## WORK TO DO
Look through the records below and collect all lines that hold the string "Exclusion".

## MATERIAL SHOWN

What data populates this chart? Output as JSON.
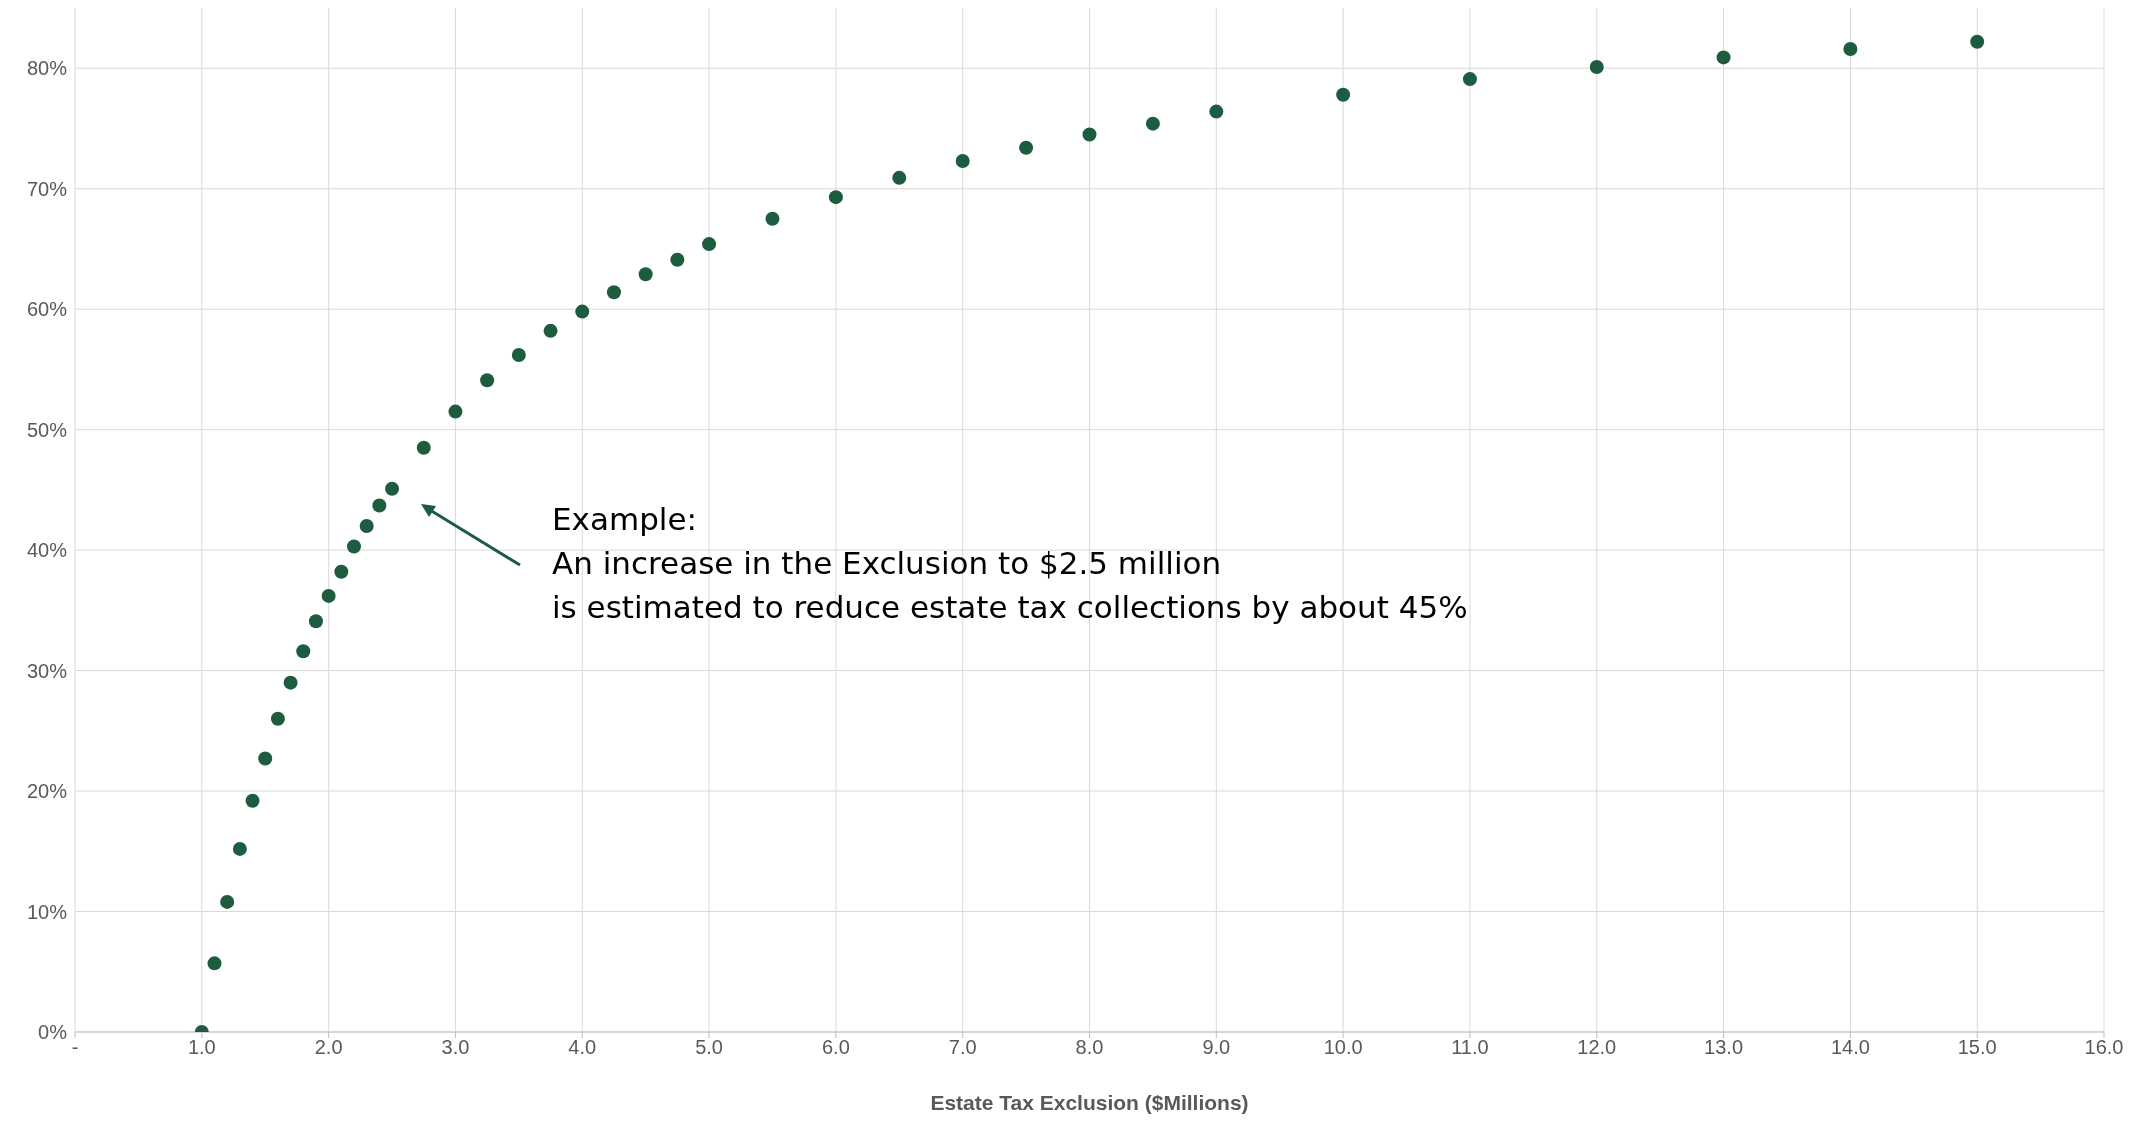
{
  "chart_data": {
    "type": "scatter",
    "xlabel": "Estate Tax Exclusion ($Millions)",
    "x": [
      1.0,
      1.1,
      1.2,
      1.3,
      1.4,
      1.5,
      1.6,
      1.7,
      1.8,
      1.9,
      2.0,
      2.1,
      2.2,
      2.3,
      2.4,
      2.5,
      2.75,
      3.0,
      3.25,
      3.5,
      3.75,
      4.0,
      4.25,
      4.5,
      4.75,
      5.0,
      5.5,
      6.0,
      6.5,
      7.0,
      7.5,
      8.0,
      8.5,
      9.0,
      10.0,
      11.0,
      12.0,
      13.0,
      14.0,
      15.0
    ],
    "series": [
      {
        "color": "#1e5c40",
        "values": [
          0,
          5.7,
          10.8,
          15.2,
          19.2,
          22.7,
          26.0,
          29.0,
          31.6,
          34.1,
          36.2,
          38.2,
          40.3,
          42.0,
          43.7,
          45.1,
          48.5,
          51.5,
          54.1,
          56.2,
          58.2,
          59.8,
          61.4,
          62.9,
          64.1,
          65.4,
          67.5,
          69.3,
          70.9,
          72.3,
          73.4,
          74.5,
          75.4,
          76.4,
          77.8,
          79.1,
          80.1,
          80.9,
          81.6,
          82.2
        ]
      }
    ],
    "xlim": [
      0,
      16
    ],
    "xticks": [
      {
        "value": 0,
        "label": "-"
      },
      {
        "value": 1,
        "label": "1.0"
      },
      {
        "value": 2,
        "label": "2.0"
      },
      {
        "value": 3,
        "label": "3.0"
      },
      {
        "value": 4,
        "label": "4.0"
      },
      {
        "value": 5,
        "label": "5.0"
      },
      {
        "value": 6,
        "label": "6.0"
      },
      {
        "value": 7,
        "label": "7.0"
      },
      {
        "value": 8,
        "label": "8.0"
      },
      {
        "value": 9,
        "label": "9.0"
      },
      {
        "value": 10,
        "label": "10.0"
      },
      {
        "value": 11,
        "label": "11.0"
      },
      {
        "value": 12,
        "label": "12.0"
      },
      {
        "value": 13,
        "label": "13.0"
      },
      {
        "value": 14,
        "label": "14.0"
      },
      {
        "value": 15,
        "label": "15.0"
      },
      {
        "value": 16,
        "label": "16.0"
      }
    ],
    "ylim": [
      0,
      85
    ],
    "yticks": [
      {
        "value": 0,
        "label": "0%"
      },
      {
        "value": 10,
        "label": "10%"
      },
      {
        "value": 20,
        "label": "20%"
      },
      {
        "value": 30,
        "label": "30%"
      },
      {
        "value": 40,
        "label": "40%"
      },
      {
        "value": 50,
        "label": "50%"
      },
      {
        "value": 60,
        "label": "60%"
      },
      {
        "value": 70,
        "label": "70%"
      },
      {
        "value": 80,
        "label": "80%"
      }
    ],
    "grid": true,
    "marker": "circle",
    "annotations": [
      "Example:\nAn increase in the Exclusion to $2.5 million\nis estimated to reduce estate tax collections by about 45%"
    ]
  }
}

## RESULT OF THE EXERCISE
    "xlabel": "Estate Tax Exclusion ($Millions)",
      "Example:\nAn increase in the Exclusion to $2.5 million\nis estimated to reduce estate tax collections by about 45%"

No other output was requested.